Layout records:

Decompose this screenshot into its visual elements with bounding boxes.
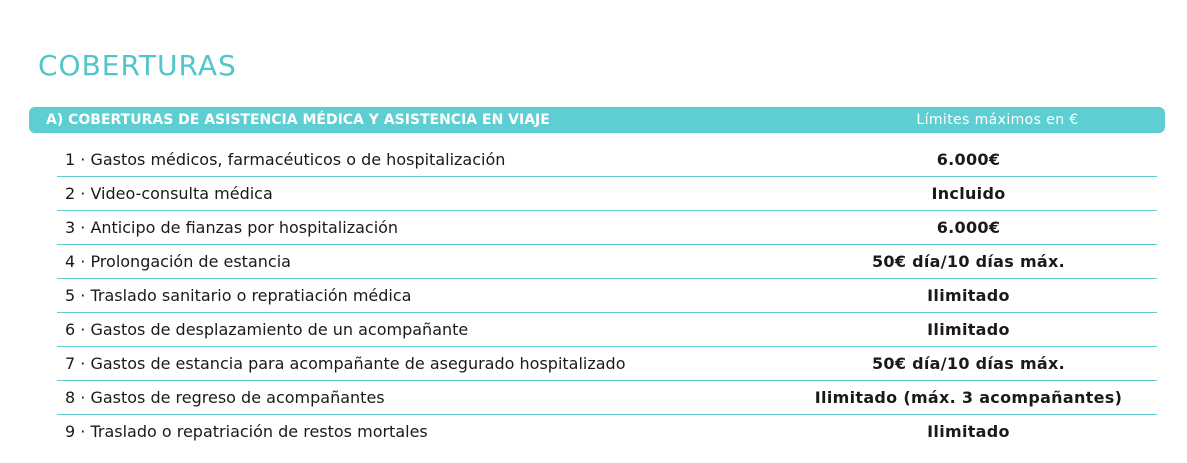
page-title: COBERTURAS xyxy=(38,49,237,82)
table-row xyxy=(57,279,1157,313)
table-row xyxy=(57,211,1157,245)
table-row xyxy=(57,415,1157,448)
row-description: 1 · Gastos médicos, farmacéuticos o de hospitalización xyxy=(65,150,506,169)
table-row xyxy=(57,143,1157,177)
section-header-bar xyxy=(29,107,1165,133)
row-limit-value: Incluido xyxy=(931,184,1006,203)
row-limit-value: Ilimitado xyxy=(927,422,1010,441)
row-limit-value: Ilimitado (máx. 3 acompañantes) xyxy=(814,388,1123,407)
row-limit-value: Ilimitado xyxy=(927,320,1010,339)
table-row xyxy=(57,313,1157,347)
row-description: 8 · Gastos de regreso de acompañantes xyxy=(65,388,385,407)
table-row xyxy=(57,177,1157,211)
row-limit-value: 6.000€ xyxy=(936,218,1001,237)
row-limit-value: 50€ día/10 días máx. xyxy=(871,354,1066,373)
row-description: 5 · Traslado sanitario o repratiación médica xyxy=(65,286,412,305)
row-description: 9 · Traslado o repatriación de restos mortales xyxy=(65,422,428,441)
table-row xyxy=(57,245,1157,279)
row-description: 7 · Gastos de estancia para acompañante de asegurado hospitalizado xyxy=(65,354,626,373)
row-description: 6 · Gastos de desplazamiento de un acompañante xyxy=(65,320,469,339)
row-description: 4 · Prolongación de estancia xyxy=(65,252,291,271)
row-description: 3 · Anticipo de fianzas por hospitalización xyxy=(65,218,399,237)
row-limit-value: 6.000€ xyxy=(936,150,1001,169)
table-row xyxy=(57,347,1157,381)
coverage-table xyxy=(57,143,1157,448)
row-description: 2 · Video-consulta médica xyxy=(65,184,273,203)
limits-column-header: Límites máximos en € xyxy=(916,112,1079,128)
section-title: A) COBERTURAS DE ASISTENCIA MÉDICA Y ASISTENCIA EN VIAJE xyxy=(46,112,550,128)
table-row xyxy=(57,381,1157,415)
row-limit-value: Ilimitado xyxy=(927,286,1010,305)
row-limit-value: 50€ día/10 días máx. xyxy=(871,252,1066,271)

• [Directive] Express every line of the records above as a Markdown table with the columns "Row" and "Line", numbering the rows and skipping blank lines. Leave the pictures out of the table.

• [Expected answer]
| Row | Line |
|---|---|
| 1 | Decompose this screenshot into its visual elements with bounding boxes. |
| 2 | page-title: COBERTURAS xyxy=(38,49,237,82) |
| 3 | table-row xyxy=(57,279,1157,313) |
| 4 | table-row xyxy=(57,211,1157,245) |
| 5 | table-row xyxy=(57,415,1157,448) |
| 6 | row-description: 1 · Gastos médicos, farmacéuticos o de hospitalización xyxy=(65,150,506,169) |
| 7 | table-row xyxy=(57,143,1157,177) |
| 8 | section-header-bar xyxy=(29,107,1165,133) |
| 9 | row-limit-value: Incluido xyxy=(931,184,1006,203) |
| 10 | row-limit-value: Ilimitado xyxy=(927,422,1010,441) |
| 11 | row-limit-value: Ilimitado (máx. 3 acompañantes) xyxy=(814,388,1123,407) |
| 12 | row-limit-value: Ilimitado xyxy=(927,320,1010,339) |
| 13 | table-row xyxy=(57,313,1157,347) |
| 14 | row-description: 8 · Gastos de regreso de acompañantes xyxy=(65,388,385,407) |
| 15 | table-row xyxy=(57,177,1157,211) |
| 16 | row-limit-value: 6.000€ xyxy=(936,218,1001,237) |
| 17 | row-limit-value: 50€ día/10 días máx. xyxy=(871,354,1066,373) |
| 18 | row-description: 5 · Traslado sanitario o repratiación médica xyxy=(65,286,412,305) |
| 19 | row-description: 9 · Traslado o repatriación de restos mortales xyxy=(65,422,428,441) |
| 20 | table-row xyxy=(57,245,1157,279) |
| 21 | row-description: 7 · Gastos de estancia para acompañante de asegurado hospitalizado xyxy=(65,354,626,373) |
| 22 | row-description: 6 · Gastos de desplazamiento de un acompañante xyxy=(65,320,469,339) |
| 23 | row-description: 4 · Prolongación de estancia xyxy=(65,252,291,271) |
| 24 | row-description: 3 · Anticipo de fianzas por hospitalización xyxy=(65,218,399,237) |
| 25 | row-limit-value: 6.000€ xyxy=(936,150,1001,169) |
| 26 | table-row xyxy=(57,347,1157,381) |
| 27 | coverage-table xyxy=(57,143,1157,448) |
| 28 | row-description: 2 · Video-consulta médica xyxy=(65,184,273,203) |
| 29 | limits-column-header: Límites máximos en € xyxy=(916,112,1079,128) |
| 30 | section-title: A) COBERTURAS DE ASISTENCIA MÉDICA Y ASISTENCIA EN VIAJE xyxy=(46,112,550,128) |
| 31 | table-row xyxy=(57,381,1157,415) |
| 32 | row-limit-value: Ilimitado xyxy=(927,286,1010,305) |
| 33 | row-limit-value: 50€ día/10 días máx. xyxy=(871,252,1066,271) |